[Provided records]
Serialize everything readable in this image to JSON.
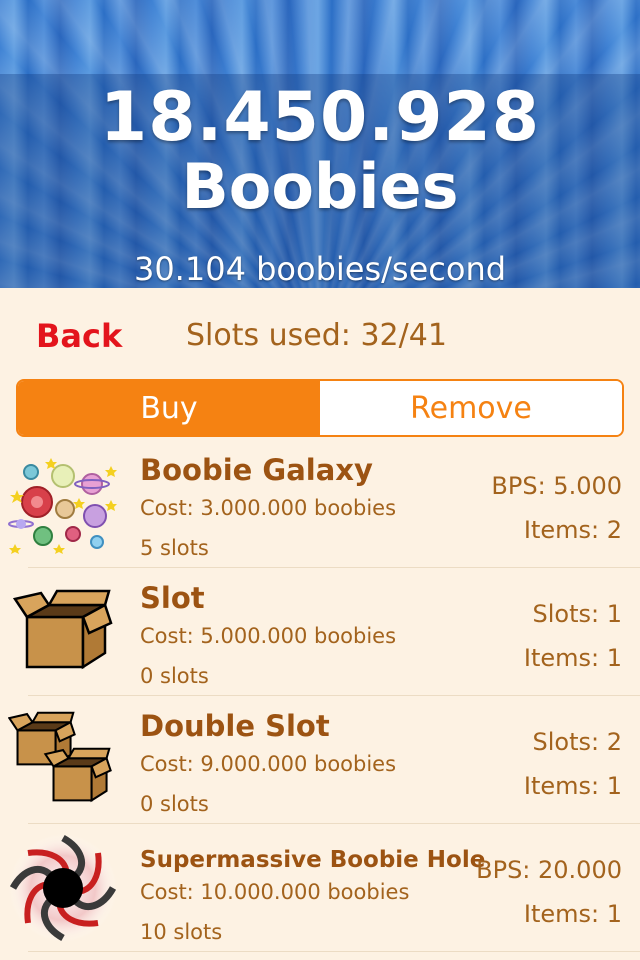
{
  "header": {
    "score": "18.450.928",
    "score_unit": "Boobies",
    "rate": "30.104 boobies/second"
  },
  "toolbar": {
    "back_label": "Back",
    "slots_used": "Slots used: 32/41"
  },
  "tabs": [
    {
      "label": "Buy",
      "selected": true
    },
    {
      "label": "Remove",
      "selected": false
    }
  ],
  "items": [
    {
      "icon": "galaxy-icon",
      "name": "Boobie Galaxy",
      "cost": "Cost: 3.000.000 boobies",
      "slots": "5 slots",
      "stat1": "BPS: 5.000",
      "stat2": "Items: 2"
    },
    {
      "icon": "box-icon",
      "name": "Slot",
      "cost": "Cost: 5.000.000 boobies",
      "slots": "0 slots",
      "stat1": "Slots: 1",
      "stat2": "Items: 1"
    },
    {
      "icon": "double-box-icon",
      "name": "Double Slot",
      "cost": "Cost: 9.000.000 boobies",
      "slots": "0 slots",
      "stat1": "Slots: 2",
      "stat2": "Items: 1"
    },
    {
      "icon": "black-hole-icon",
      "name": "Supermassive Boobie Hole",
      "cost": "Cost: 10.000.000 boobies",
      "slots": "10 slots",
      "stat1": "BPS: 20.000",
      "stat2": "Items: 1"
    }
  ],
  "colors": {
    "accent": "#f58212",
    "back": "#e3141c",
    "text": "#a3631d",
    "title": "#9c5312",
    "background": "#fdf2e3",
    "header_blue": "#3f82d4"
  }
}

[Written request] Copy out the data above exactly, except the pictures.

[Problem solution]
Serialize everything readable in this image to JSON.
{
  "header": {
    "score": "18.450.928",
    "score_unit": "Boobies",
    "rate": "30.104 boobies/second"
  },
  "toolbar": {
    "back_label": "Back",
    "slots_used": "Slots used: 32/41"
  },
  "tabs": [
    {
      "label": "Buy",
      "selected": true
    },
    {
      "label": "Remove",
      "selected": false
    }
  ],
  "items": [
    {
      "icon": "galaxy-icon",
      "name": "Boobie Galaxy",
      "cost": "Cost: 3.000.000 boobies",
      "slots": "5 slots",
      "stat1": "BPS: 5.000",
      "stat2": "Items: 2"
    },
    {
      "icon": "box-icon",
      "name": "Slot",
      "cost": "Cost: 5.000.000 boobies",
      "slots": "0 slots",
      "stat1": "Slots: 1",
      "stat2": "Items: 1"
    },
    {
      "icon": "double-box-icon",
      "name": "Double Slot",
      "cost": "Cost: 9.000.000 boobies",
      "slots": "0 slots",
      "stat1": "Slots: 2",
      "stat2": "Items: 1"
    },
    {
      "icon": "black-hole-icon",
      "name": "Supermassive Boobie Hole",
      "cost": "Cost: 10.000.000 boobies",
      "slots": "10 slots",
      "stat1": "BPS: 20.000",
      "stat2": "Items: 1"
    }
  ],
  "colors": {
    "accent": "#f58212",
    "back": "#e3141c",
    "text": "#a3631d",
    "title": "#9c5312",
    "background": "#fdf2e3",
    "header_blue": "#3f82d4"
  }
}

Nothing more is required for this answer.